• YOUR GOAL
Rewrite the material from its first line through the line that contains "page-number: 15 bbox=[310, 1972, 324, 1985]", replacing "card-title" with "card-heading" and leaving everything else unchanged.

• MATERIAL FOR THE TASK
************
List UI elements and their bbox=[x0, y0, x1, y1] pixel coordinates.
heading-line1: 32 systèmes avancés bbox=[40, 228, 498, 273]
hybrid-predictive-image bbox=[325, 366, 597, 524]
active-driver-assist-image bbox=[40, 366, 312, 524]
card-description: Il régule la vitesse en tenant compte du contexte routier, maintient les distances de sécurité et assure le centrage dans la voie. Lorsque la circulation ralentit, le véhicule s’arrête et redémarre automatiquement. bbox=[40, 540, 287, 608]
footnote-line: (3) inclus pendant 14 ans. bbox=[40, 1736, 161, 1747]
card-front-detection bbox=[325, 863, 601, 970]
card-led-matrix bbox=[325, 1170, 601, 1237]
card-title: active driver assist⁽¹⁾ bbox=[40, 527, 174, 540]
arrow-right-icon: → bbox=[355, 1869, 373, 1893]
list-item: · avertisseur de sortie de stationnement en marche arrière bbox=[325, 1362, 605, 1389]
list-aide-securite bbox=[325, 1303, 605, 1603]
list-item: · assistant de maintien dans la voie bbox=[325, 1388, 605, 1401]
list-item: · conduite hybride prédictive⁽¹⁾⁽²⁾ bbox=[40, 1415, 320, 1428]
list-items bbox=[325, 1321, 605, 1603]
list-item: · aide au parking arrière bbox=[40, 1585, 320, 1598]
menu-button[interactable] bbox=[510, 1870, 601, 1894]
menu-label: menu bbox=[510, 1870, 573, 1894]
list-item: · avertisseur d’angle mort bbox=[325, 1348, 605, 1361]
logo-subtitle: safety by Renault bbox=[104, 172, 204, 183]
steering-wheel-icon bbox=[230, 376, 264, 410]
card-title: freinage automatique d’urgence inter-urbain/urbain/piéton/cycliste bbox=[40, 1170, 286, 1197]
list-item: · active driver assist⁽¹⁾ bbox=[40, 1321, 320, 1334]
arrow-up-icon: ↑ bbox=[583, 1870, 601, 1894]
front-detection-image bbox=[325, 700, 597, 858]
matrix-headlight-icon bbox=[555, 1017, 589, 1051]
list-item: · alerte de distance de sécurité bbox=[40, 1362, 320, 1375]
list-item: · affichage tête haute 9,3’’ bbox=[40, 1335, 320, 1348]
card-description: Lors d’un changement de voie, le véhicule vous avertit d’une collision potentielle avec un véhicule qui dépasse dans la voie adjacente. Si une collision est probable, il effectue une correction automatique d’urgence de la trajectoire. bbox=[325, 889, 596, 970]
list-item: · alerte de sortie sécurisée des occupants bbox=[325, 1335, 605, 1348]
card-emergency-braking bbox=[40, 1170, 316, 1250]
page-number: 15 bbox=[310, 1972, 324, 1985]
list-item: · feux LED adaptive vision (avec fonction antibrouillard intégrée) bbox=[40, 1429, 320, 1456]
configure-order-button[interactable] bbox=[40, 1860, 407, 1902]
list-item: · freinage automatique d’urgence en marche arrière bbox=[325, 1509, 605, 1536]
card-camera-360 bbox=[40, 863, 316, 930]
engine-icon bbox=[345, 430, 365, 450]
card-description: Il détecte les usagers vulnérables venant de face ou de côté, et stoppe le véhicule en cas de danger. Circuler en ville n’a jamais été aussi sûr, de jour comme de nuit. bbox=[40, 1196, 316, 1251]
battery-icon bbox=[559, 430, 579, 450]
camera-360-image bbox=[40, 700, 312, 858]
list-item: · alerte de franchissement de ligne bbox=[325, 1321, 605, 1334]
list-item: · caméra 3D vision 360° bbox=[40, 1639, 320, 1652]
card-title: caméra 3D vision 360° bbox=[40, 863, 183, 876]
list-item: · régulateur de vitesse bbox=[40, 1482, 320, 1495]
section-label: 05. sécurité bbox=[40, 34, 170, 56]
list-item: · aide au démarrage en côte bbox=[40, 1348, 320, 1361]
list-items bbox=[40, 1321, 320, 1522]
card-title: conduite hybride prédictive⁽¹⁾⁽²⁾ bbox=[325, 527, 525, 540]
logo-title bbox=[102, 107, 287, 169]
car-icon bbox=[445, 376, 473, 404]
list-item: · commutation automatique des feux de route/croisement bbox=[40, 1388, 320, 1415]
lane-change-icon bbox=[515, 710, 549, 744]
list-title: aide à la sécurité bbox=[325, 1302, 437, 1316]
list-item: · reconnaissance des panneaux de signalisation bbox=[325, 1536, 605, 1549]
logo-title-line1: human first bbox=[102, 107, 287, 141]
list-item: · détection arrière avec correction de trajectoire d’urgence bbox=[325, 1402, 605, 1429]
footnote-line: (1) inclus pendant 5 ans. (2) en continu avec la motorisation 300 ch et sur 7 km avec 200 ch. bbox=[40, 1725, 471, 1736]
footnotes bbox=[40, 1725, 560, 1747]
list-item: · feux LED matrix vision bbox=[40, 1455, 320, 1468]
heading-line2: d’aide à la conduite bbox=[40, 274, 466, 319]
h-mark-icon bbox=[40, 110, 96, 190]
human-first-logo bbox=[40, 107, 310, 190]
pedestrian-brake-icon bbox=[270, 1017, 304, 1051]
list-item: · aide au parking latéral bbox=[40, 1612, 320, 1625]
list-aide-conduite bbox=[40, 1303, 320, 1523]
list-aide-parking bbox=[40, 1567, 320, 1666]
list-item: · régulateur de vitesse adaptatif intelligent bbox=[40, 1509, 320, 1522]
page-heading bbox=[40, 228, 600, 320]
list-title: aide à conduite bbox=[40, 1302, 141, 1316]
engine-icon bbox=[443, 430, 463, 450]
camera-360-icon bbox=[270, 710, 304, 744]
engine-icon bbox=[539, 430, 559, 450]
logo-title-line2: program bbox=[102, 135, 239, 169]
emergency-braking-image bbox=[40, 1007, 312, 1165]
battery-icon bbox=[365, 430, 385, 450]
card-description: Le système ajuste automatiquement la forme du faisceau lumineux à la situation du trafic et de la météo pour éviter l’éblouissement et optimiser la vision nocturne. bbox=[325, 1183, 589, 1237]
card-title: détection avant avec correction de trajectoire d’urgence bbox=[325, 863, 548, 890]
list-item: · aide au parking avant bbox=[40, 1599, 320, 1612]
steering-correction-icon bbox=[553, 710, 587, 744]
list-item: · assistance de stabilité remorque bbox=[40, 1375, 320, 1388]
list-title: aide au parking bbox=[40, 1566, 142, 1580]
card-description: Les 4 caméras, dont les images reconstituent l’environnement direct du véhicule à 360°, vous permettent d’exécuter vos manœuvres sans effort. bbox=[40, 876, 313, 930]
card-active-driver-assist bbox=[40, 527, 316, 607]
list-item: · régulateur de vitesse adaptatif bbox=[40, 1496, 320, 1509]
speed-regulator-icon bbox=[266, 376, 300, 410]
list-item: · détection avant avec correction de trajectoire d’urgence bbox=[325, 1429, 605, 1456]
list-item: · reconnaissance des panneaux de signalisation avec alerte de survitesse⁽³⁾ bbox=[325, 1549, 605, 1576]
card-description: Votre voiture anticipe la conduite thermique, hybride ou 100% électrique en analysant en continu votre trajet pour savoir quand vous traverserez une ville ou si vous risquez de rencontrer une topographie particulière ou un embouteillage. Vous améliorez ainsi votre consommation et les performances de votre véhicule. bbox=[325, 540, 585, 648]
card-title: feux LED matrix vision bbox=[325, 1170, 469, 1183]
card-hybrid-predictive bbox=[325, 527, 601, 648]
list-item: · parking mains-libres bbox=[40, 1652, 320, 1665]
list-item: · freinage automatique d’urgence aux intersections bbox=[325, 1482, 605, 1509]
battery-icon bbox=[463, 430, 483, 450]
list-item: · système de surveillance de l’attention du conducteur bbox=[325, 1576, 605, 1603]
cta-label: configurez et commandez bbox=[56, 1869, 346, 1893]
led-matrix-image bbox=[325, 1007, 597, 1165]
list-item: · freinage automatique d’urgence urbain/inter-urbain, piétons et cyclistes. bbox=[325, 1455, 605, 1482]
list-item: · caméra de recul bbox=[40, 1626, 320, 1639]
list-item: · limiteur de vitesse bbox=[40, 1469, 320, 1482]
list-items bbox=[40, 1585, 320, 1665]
************
• WRITTEN SOLUTION
List UI elements and their bbox=[x0, y0, x1, y1] pixel coordinates.
heading-line1: 32 systèmes avancés bbox=[40, 228, 498, 273]
hybrid-predictive-image bbox=[325, 366, 597, 524]
active-driver-assist-image bbox=[40, 366, 312, 524]
card-description: Il régule la vitesse en tenant compte du contexte routier, maintient les distances de sécurité et assure le centrage dans la voie. Lorsque la circulation ralentit, le véhicule s’arrête et redémarre automatiquement. bbox=[40, 540, 287, 608]
footnote-line: (3) inclus pendant 14 ans. bbox=[40, 1736, 161, 1747]
card-front-detection bbox=[325, 863, 601, 970]
card-led-matrix bbox=[325, 1170, 601, 1237]
card-heading: active driver assist⁽¹⁾ bbox=[40, 527, 174, 540]
arrow-right-icon: → bbox=[355, 1869, 373, 1893]
list-item: · avertisseur de sortie de stationnement en marche arrière bbox=[325, 1362, 605, 1389]
list-aide-securite bbox=[325, 1303, 605, 1603]
list-item: · assistant de maintien dans la voie bbox=[325, 1388, 605, 1401]
list-item: · conduite hybride prédictive⁽¹⁾⁽²⁾ bbox=[40, 1415, 320, 1428]
list-items bbox=[325, 1321, 605, 1603]
list-item: · aide au parking arrière bbox=[40, 1585, 320, 1598]
menu-button[interactable] bbox=[510, 1870, 601, 1894]
menu-label: menu bbox=[510, 1870, 573, 1894]
list-item: · avertisseur d’angle mort bbox=[325, 1348, 605, 1361]
logo-subtitle: safety by Renault bbox=[104, 172, 204, 183]
steering-wheel-icon bbox=[230, 376, 264, 410]
card-heading: freinage automatique d’urgence inter-urbain/urbain/piéton/cycliste bbox=[40, 1170, 286, 1197]
list-item: · active driver assist⁽¹⁾ bbox=[40, 1321, 320, 1334]
arrow-up-icon: ↑ bbox=[583, 1870, 601, 1894]
front-detection-image bbox=[325, 700, 597, 858]
matrix-headlight-icon bbox=[555, 1017, 589, 1051]
list-item: · alerte de distance de sécurité bbox=[40, 1362, 320, 1375]
list-item: · affichage tête haute 9,3’’ bbox=[40, 1335, 320, 1348]
card-description: Lors d’un changement de voie, le véhicule vous avertit d’une collision potentielle avec un véhicule qui dépasse dans la voie adjacente. Si une collision est probable, il effectue une correction automatique d’urgence de la trajectoire. bbox=[325, 889, 596, 970]
list-item: · alerte de sortie sécurisée des occupants bbox=[325, 1335, 605, 1348]
card-emergency-braking bbox=[40, 1170, 316, 1250]
page-number: 15 bbox=[310, 1972, 324, 1985]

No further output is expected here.